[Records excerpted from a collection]
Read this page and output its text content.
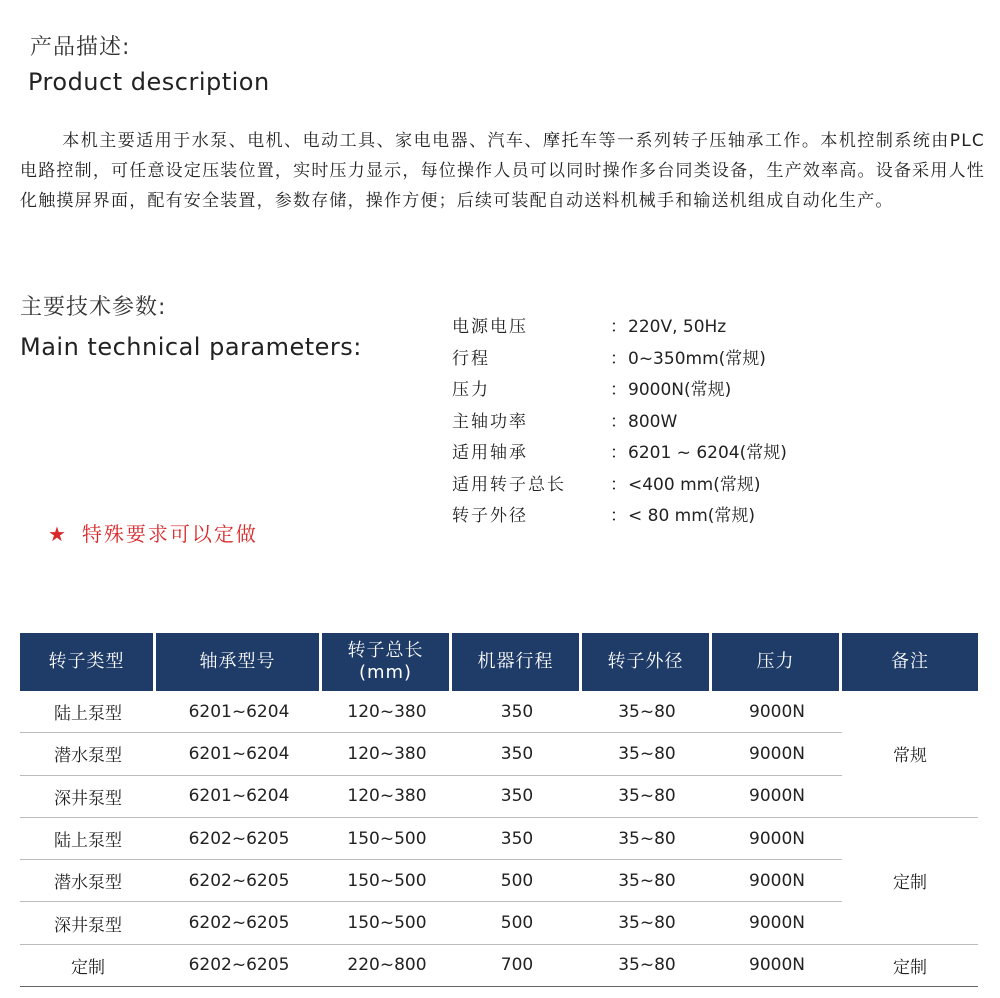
产品描述:
Product description

本机主要适用于水泵、电机、电动工具、家电电器、汽车、摩托车等一系列转子压轴承工作。本机控制系统由PLC电路控制，可任意设定压装位置，实时压力显示，每位操作人员可以同时操作多台同类设备，生产效率高。设备采用人性化触摸屏界面，配有安全装置，参数存储，操作方便；后续可装配自动送料机械手和输送机组成自动化生产。

主要技术参数:
Main technical parameters:
电源电压	： 220V, 50Hz
行程	： 0~350mm(常规)
压力	： 9000N(常规)
主轴功率	： 800W
适用轴承	： 6201 ~ 6204(常规)
适用转子总长	： <400 mm(常规)
转子外径	： < 80 mm(常规)
★ 特殊要求可以定做
转子类型	轴承型号	转子总长
(mm)	机器行程	转子外径	压力	备注
陆上泵型	6201~6204	120~380	350	35~80	9000N	常规
潜水泵型	6201~6204	120~380	350	35~80	9000N	
深井泵型	6201~6204	120~380	350	35~80	9000N	
陆上泵型	6202~6205	150~500	350	35~80	9000N	定制
潜水泵型	6202~6205	150~500	500	35~80	9000N	
深井泵型	6202~6205	150~500	500	35~80	9000N	
定制	6202~6205	220~800	700	35~80	9000N	定制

### Exercise brief
Each line with the string "潜水泵型" in it needs to be found and copied.

### The completed task
潜水泵型	6201~6204	120~380	350	35~80	9000N	
潜水泵型	6202~6205	150~500	500	35~80	9000N	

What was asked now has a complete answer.